> TASK DESCRIPTION
Repeat each line exactly as it is written.
[Start of SUPPLIED INFORMATION]
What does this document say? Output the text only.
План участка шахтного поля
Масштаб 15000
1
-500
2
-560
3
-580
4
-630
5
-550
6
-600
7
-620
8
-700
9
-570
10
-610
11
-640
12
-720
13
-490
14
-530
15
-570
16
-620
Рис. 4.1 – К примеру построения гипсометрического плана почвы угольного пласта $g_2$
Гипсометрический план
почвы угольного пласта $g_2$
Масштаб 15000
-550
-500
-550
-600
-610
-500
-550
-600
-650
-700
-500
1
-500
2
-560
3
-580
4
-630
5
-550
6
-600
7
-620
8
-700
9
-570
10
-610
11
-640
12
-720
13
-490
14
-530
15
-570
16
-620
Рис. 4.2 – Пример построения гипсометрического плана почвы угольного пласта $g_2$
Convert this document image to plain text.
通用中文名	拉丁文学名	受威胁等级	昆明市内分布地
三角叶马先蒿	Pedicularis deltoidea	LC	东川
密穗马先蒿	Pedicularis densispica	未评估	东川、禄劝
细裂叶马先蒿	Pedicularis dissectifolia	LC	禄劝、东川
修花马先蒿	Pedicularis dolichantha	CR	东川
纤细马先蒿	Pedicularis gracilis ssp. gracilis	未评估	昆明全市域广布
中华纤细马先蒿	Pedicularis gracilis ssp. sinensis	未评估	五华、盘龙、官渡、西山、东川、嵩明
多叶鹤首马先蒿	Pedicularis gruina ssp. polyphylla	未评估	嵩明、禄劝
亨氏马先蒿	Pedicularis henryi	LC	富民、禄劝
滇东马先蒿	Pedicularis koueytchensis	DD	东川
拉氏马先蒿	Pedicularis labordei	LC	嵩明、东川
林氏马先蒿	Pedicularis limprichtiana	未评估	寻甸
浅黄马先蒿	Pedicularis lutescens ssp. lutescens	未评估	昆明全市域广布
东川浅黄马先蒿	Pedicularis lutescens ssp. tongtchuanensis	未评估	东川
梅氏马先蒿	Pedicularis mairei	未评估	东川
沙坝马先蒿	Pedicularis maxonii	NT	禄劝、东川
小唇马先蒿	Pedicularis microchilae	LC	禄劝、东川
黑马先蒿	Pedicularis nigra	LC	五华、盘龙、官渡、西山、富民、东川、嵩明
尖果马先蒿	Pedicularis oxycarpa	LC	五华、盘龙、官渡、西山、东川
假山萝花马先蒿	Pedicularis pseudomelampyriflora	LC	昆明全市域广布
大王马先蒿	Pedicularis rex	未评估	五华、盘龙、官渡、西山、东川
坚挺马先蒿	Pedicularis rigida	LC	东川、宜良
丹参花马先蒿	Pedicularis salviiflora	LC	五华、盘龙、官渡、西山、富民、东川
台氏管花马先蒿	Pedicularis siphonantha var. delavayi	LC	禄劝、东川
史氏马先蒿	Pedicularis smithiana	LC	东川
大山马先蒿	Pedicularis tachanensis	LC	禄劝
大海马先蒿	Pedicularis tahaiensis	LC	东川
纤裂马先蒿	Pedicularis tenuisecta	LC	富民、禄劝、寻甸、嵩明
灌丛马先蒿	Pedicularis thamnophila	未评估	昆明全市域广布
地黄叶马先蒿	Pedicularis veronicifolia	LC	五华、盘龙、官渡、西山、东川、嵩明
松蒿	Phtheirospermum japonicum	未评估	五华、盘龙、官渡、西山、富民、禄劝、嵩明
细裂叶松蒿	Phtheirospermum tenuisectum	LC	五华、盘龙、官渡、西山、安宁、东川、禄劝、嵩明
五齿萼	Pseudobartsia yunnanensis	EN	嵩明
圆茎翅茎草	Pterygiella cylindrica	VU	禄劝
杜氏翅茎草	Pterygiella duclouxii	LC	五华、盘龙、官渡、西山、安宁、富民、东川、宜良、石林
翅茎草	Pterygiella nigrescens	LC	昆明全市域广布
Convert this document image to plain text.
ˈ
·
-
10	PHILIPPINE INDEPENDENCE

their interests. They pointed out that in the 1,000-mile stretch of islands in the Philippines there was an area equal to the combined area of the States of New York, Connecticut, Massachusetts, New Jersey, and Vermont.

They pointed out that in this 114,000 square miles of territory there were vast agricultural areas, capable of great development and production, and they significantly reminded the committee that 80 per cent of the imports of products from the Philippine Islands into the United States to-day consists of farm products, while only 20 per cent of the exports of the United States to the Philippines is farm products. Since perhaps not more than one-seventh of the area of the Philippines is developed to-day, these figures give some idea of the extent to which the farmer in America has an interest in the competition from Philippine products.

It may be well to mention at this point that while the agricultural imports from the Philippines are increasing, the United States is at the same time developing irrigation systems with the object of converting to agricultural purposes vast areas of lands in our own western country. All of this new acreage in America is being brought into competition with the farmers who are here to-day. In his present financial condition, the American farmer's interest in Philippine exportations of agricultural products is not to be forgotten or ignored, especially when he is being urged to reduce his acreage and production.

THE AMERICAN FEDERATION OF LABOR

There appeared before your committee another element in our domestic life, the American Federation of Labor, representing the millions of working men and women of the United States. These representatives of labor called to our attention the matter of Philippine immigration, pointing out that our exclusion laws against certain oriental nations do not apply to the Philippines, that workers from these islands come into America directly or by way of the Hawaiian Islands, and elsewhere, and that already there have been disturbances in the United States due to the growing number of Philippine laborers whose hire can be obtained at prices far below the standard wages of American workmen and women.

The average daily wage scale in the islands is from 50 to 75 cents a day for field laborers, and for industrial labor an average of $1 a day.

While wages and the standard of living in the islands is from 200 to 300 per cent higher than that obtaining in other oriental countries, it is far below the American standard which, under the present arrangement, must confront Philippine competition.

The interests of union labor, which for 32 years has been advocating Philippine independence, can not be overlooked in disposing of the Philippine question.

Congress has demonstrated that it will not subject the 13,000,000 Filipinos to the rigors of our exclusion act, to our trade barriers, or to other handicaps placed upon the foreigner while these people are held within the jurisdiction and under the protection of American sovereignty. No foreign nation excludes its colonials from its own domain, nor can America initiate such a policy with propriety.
[End of SUPPLIED INFORMATION]
> SOLUTION TO THIS EXERCISE
What does this document say? Output the text only.
План участка шахтного поля
Масштаб 15000
1
-500
2
-560
3
-580
4
-630
5
-550
6
-600
7
-620
8
-700
9
-570
10
-610
11
-640
12
-720
13
-490
14
-530
15
-570
16
-620
Рис. 4.1 – К примеру построения гипсометрического плана почвы угольного пласта $g_2$
Гипсометрический план
почвы угольного пласта $g_2$
Масштаб 15000
-550
-500
-550
-600
-610
-500
-550
-600
-650
-700
-500
1
-500
2
-560
3
-580
4
-630
5
-550
6
-600
7
-620
8
-700
9
-570
10
-610
11
-640
12
-720
13
-490
14
-530
15
-570
16
-620
Рис. 4.2 – Пример построения гипсометрического плана почвы угольного пласта $g_2$
Convert this document image to plain text.
通用中文名	拉丁文学名	受威胁等级	昆明市内分布地
三角叶马先蒿	Pedicularis deltoidea	LC	东川
密穗马先蒿	Pedicularis densispica	未评估	东川、禄劝
细裂叶马先蒿	Pedicularis dissectifolia	LC	禄劝、东川
修花马先蒿	Pedicularis dolichantha	CR	东川
纤细马先蒿	Pedicularis gracilis ssp. gracilis	未评估	昆明全市域广布
中华纤细马先蒿	Pedicularis gracilis ssp. sinensis	未评估	五华、盘龙、官渡、西山、东川、嵩明
多叶鹤首马先蒿	Pedicularis gruina ssp. polyphylla	未评估	嵩明、禄劝
亨氏马先蒿	Pedicularis henryi	LC	富民、禄劝
滇东马先蒿	Pedicularis koueytchensis	DD	东川
拉氏马先蒿	Pedicularis labordei	LC	嵩明、东川
林氏马先蒿	Pedicularis limprichtiana	未评估	寻甸
浅黄马先蒿	Pedicularis lutescens ssp. lutescens	未评估	昆明全市域广布
东川浅黄马先蒿	Pedicularis lutescens ssp. tongtchuanensis	未评估	东川
梅氏马先蒿	Pedicularis mairei	未评估	东川
沙坝马先蒿	Pedicularis maxonii	NT	禄劝、东川
小唇马先蒿	Pedicularis microchilae	LC	禄劝、东川
黑马先蒿	Pedicularis nigra	LC	五华、盘龙、官渡、西山、富民、东川、嵩明
尖果马先蒿	Pedicularis oxycarpa	LC	五华、盘龙、官渡、西山、东川
假山萝花马先蒿	Pedicularis pseudomelampyriflora	LC	昆明全市域广布
大王马先蒿	Pedicularis rex	未评估	五华、盘龙、官渡、西山、东川
坚挺马先蒿	Pedicularis rigida	LC	东川、宜良
丹参花马先蒿	Pedicularis salviiflora	LC	五华、盘龙、官渡、西山、富民、东川
台氏管花马先蒿	Pedicularis siphonantha var. delavayi	LC	禄劝、东川
史氏马先蒿	Pedicularis smithiana	LC	东川
大山马先蒿	Pedicularis tachanensis	LC	禄劝
大海马先蒿	Pedicularis tahaiensis	LC	东川
纤裂马先蒿	Pedicularis tenuisecta	LC	富民、禄劝、寻甸、嵩明
灌丛马先蒿	Pedicularis thamnophila	未评估	昆明全市域广布
地黄叶马先蒿	Pedicularis veronicifolia	LC	五华、盘龙、官渡、西山、东川、嵩明
松蒿	Phtheirospermum japonicum	未评估	五华、盘龙、官渡、西山、富民、禄劝、嵩明
细裂叶松蒿	Phtheirospermum tenuisectum	LC	五华、盘龙、官渡、西山、安宁、东川、禄劝、嵩明
五齿萼	Pseudobartsia yunnanensis	EN	嵩明
圆茎翅茎草	Pterygiella cylindrica	VU	禄劝
杜氏翅茎草	Pterygiella duclouxii	LC	五华、盘龙、官渡、西山、安宁、富民、东川、宜良、石林
翅茎草	Pterygiella nigrescens	LC	昆明全市域广布
Convert this document image to plain text.
ˈ
·
-
10	PHILIPPINE INDEPENDENCE

their interests. They pointed out that in the 1,000-mile stretch of islands in the Philippines there was an area equal to the combined area of the States of New York, Connecticut, Massachusetts, New Jersey, and Vermont.

They pointed out that in this 114,000 square miles of territory there were vast agricultural areas, capable of great development and production, and they significantly reminded the committee that 80 per cent of the imports of products from the Philippine Islands into the United States to-day consists of farm products, while only 20 per cent of the exports of the United States to the Philippines is farm products. Since perhaps not more than one-seventh of the area of the Philippines is developed to-day, these figures give some idea of the extent to which the farmer in America has an interest in the competition from Philippine products.

It may be well to mention at this point that while the agricultural imports from the Philippines are increasing, the United States is at the same time developing irrigation systems with the object of converting to agricultural purposes vast areas of lands in our own western country. All of this new acreage in America is being brought into competition with the farmers who are here to-day. In his present financial condition, the American farmer's interest in Philippine exportations of agricultural products is not to be forgotten or ignored, especially when he is being urged to reduce his acreage and production.

THE AMERICAN FEDERATION OF LABOR

There appeared before your committee another element in our domestic life, the American Federation of Labor, representing the millions of working men and women of the United States. These representatives of labor called to our attention the matter of Philippine immigration, pointing out that our exclusion laws against certain oriental nations do not apply to the Philippines, that workers from these islands come into America directly or by way of the Hawaiian Islands, and elsewhere, and that already there have been disturbances in the United States due to the growing number of Philippine laborers whose hire can be obtained at prices far below the standard wages of American workmen and women.

The average daily wage scale in the islands is from 50 to 75 cents a day for field laborers, and for industrial labor an average of $1 a day.

While wages and the standard of living in the islands is from 200 to 300 per cent higher than that obtaining in other oriental countries, it is far below the American standard which, under the present arrangement, must confront Philippine competition.

The interests of union labor, which for 32 years has been advocating Philippine independence, can not be overlooked in disposing of the Philippine question.

Congress has demonstrated that it will not subject the 13,000,000 Filipinos to the rigors of our exclusion act, to our trade barriers, or to other handicaps placed upon the foreigner while these people are held within the jurisdiction and under the protection of American sovereignty. No foreign nation excludes its colonials from its own domain, nor can America initiate such a policy with propriety.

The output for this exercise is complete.